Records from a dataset
---*---

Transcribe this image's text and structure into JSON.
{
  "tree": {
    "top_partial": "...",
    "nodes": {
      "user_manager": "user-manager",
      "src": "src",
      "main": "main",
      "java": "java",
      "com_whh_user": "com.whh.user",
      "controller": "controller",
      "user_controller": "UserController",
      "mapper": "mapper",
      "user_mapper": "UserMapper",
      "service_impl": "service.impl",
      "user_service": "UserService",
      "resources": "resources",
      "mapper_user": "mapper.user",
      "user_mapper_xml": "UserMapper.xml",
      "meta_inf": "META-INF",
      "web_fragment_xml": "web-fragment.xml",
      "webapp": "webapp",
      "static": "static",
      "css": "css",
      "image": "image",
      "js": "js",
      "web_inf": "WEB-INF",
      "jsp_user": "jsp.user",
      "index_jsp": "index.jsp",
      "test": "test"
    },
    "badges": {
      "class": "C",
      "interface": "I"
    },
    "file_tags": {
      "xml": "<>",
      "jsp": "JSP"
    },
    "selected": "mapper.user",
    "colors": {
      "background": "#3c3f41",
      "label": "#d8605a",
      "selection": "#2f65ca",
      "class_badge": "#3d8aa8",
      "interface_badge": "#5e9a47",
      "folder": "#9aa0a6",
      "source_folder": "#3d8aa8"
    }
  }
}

---*---

* _What is being asked_: Extract the whole listing, character for character.

* _Result_:
Transcribe this image's text and structure into JSON.
{
  "tree": {
    "top_partial": "...",
    "nodes": {
      "user_manager": "user-manager",
      "src": "src",
      "main": "main",
      "java": "java",
      "com_whh_user": "com.whh.user",
      "controller": "controller",
      "user_controller": "UserController",
      "mapper": "mapper",
      "user_mapper": "UserMapper",
      "service_impl": "service.impl",
      "user_service": "UserService",
      "resources": "resources",
      "mapper_user": "mapper.user",
      "user_mapper_xml": "UserMapper.xml",
      "meta_inf": "META-INF",
      "web_fragment_xml": "web-fragment.xml",
      "webapp": "webapp",
      "static": "static",
      "css": "css",
      "image": "image",
      "js": "js",
      "web_inf": "WEB-INF",
      "jsp_user": "jsp.user",
      "index_jsp": "index.jsp",
      "test": "test"
    },
    "badges": {
      "class": "C",
      "interface": "I"
    },
    "file_tags": {
      "xml": "<>",
      "jsp": "JSP"
    },
    "selected": "mapper.user",
    "colors": {
      "background": "#3c3f41",
      "label": "#d8605a",
      "selection": "#2f65ca",
      "class_badge": "#3d8aa8",
      "interface_badge": "#5e9a47",
      "folder": "#9aa0a6",
      "source_folder": "#3d8aa8"
    }
  }
}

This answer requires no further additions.